#### Exercise details
Transcribe each line of the material as it is, and drop any picture.

Data entries:
↓

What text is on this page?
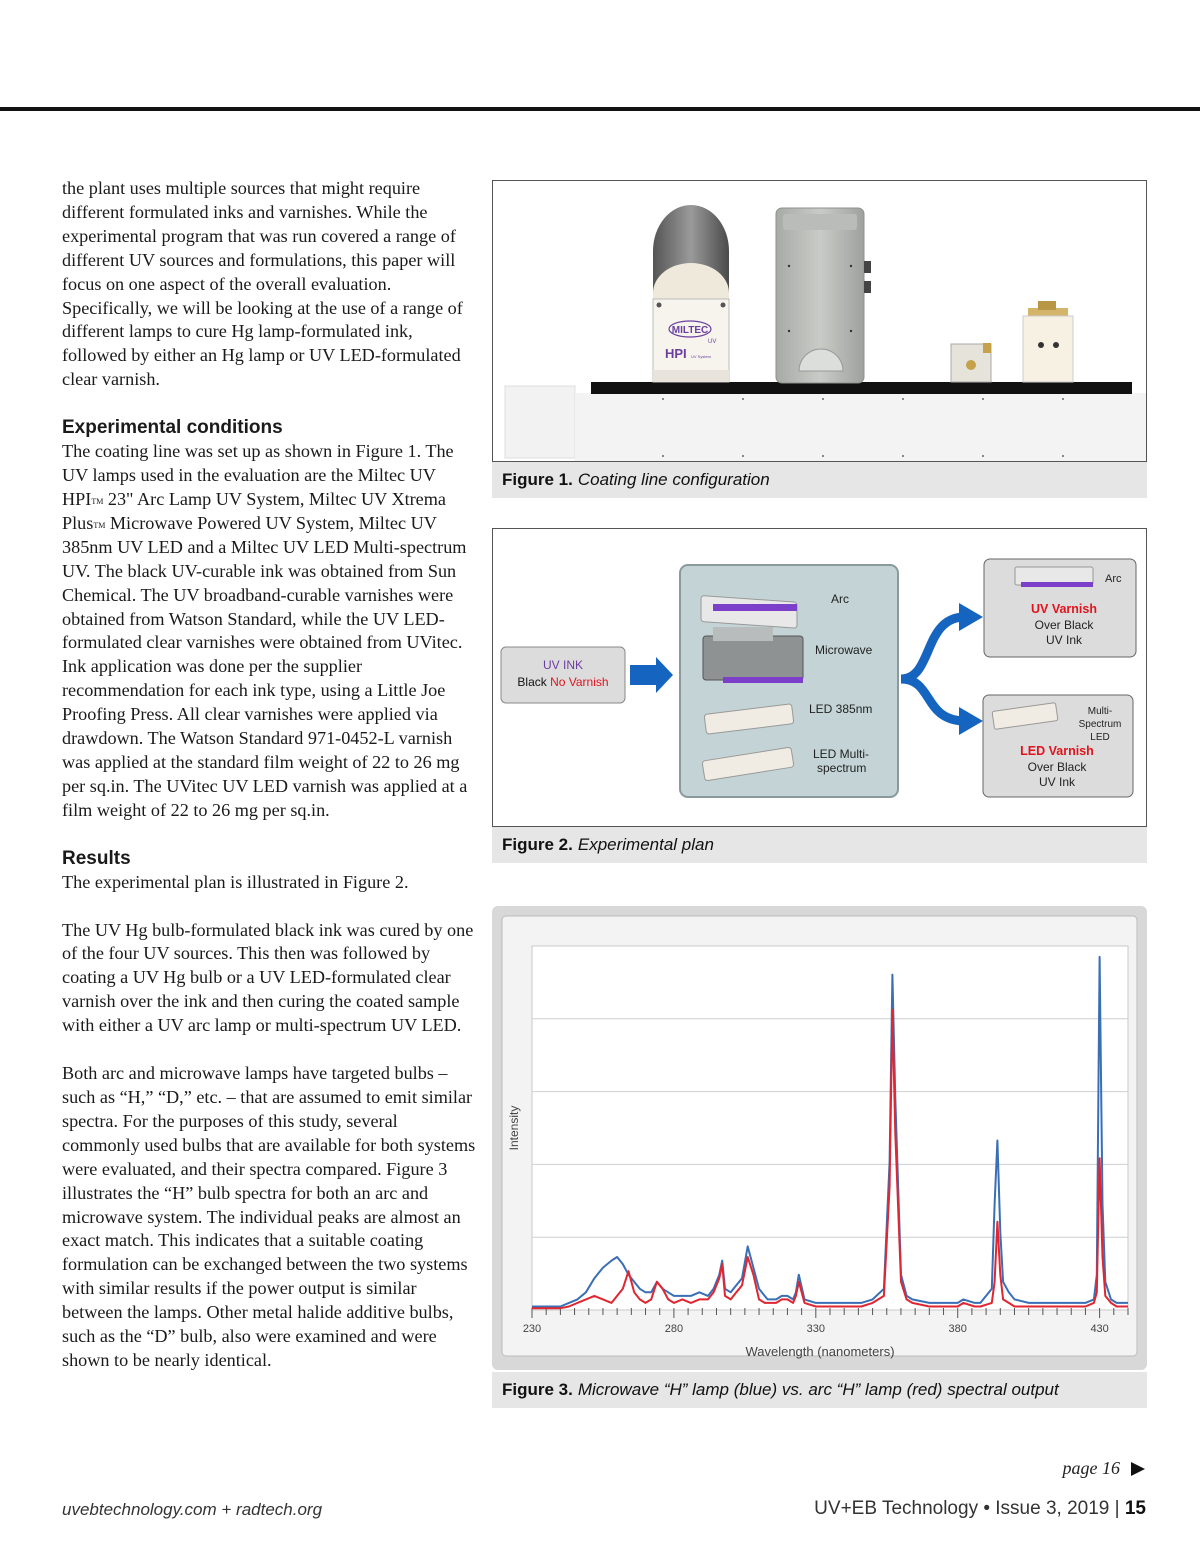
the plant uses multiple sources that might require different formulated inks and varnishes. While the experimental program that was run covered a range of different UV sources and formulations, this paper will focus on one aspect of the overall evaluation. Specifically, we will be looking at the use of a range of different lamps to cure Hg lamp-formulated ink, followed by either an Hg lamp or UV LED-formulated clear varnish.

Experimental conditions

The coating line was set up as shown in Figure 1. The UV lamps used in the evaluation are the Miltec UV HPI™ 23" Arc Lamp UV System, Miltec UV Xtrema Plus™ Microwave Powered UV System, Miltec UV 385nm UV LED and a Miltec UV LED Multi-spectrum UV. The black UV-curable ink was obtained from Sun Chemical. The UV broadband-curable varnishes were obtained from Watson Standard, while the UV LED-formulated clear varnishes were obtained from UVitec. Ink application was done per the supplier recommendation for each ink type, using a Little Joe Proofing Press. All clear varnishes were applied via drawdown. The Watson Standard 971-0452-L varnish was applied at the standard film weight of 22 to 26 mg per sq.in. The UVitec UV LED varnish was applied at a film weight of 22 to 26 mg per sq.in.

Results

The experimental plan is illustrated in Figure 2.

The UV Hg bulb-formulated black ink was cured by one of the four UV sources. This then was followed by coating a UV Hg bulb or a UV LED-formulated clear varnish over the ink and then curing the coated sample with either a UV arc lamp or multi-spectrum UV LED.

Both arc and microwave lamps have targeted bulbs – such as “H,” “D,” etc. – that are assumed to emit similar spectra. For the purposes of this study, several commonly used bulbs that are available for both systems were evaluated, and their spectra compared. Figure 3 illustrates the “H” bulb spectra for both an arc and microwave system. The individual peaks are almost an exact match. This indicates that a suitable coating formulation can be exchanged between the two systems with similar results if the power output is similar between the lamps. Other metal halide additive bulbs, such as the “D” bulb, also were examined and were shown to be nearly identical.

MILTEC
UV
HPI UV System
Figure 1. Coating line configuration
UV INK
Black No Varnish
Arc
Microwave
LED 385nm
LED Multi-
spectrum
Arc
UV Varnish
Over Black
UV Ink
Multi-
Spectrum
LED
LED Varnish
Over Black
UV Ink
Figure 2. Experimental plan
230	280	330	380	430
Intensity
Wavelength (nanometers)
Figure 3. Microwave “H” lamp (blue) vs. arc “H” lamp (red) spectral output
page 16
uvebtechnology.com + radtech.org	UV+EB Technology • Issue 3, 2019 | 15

↑

#### Result for this task
What text is on this page?
the plant uses multiple sources that might require different formulated inks and varnishes. While the experimental program that was run covered a range of different UV sources and formulations, this paper will focus on one aspect of the overall evaluation. Specifically, we will be looking at the use of a range of different lamps to cure Hg lamp-formulated ink, followed by either an Hg lamp or UV LED-formulated clear varnish.

Experimental conditions

The coating line was set up as shown in Figure 1. The UV lamps used in the evaluation are the Miltec UV HPI™ 23" Arc Lamp UV System, Miltec UV Xtrema Plus™ Microwave Powered UV System, Miltec UV 385nm UV LED and a Miltec UV LED Multi-spectrum UV. The black UV-curable ink was obtained from Sun Chemical. The UV broadband-curable varnishes were obtained from Watson Standard, while the UV LED-formulated clear varnishes were obtained from UVitec. Ink application was done per the supplier recommendation for each ink type, using a Little Joe Proofing Press. All clear varnishes were applied via drawdown. The Watson Standard 971-0452-L varnish was applied at the standard film weight of 22 to 26 mg per sq.in. The UVitec UV LED varnish was applied at a film weight of 22 to 26 mg per sq.in.

Results

The experimental plan is illustrated in Figure 2.

The UV Hg bulb-formulated black ink was cured by one of the four UV sources. This then was followed by coating a UV Hg bulb or a UV LED-formulated clear varnish over the ink and then curing the coated sample with either a UV arc lamp or multi-spectrum UV LED.

Both arc and microwave lamps have targeted bulbs – such as “H,” “D,” etc. – that are assumed to emit similar spectra. For the purposes of this study, several commonly used bulbs that are available for both systems were evaluated, and their spectra compared. Figure 3 illustrates the “H” bulb spectra for both an arc and microwave system. The individual peaks are almost an exact match. This indicates that a suitable coating formulation can be exchanged between the two systems with similar results if the power output is similar between the lamps. Other metal halide additive bulbs, such as the “D” bulb, also were examined and were shown to be nearly identical.

MILTEC
UV
HPI UV System
Figure 1. Coating line configuration
UV INK
Black No Varnish
Arc
Microwave
LED 385nm
LED Multi-
spectrum
Arc
UV Varnish
Over Black
UV Ink
Multi-
Spectrum
LED
LED Varnish
Over Black
UV Ink
Figure 2. Experimental plan
230	280	330	380	430
Intensity
Wavelength (nanometers)
Figure 3. Microwave “H” lamp (blue) vs. arc “H” lamp (red) spectral output
page 16
uvebtechnology.com + radtech.org	UV+EB Technology • Issue 3, 2019 | 15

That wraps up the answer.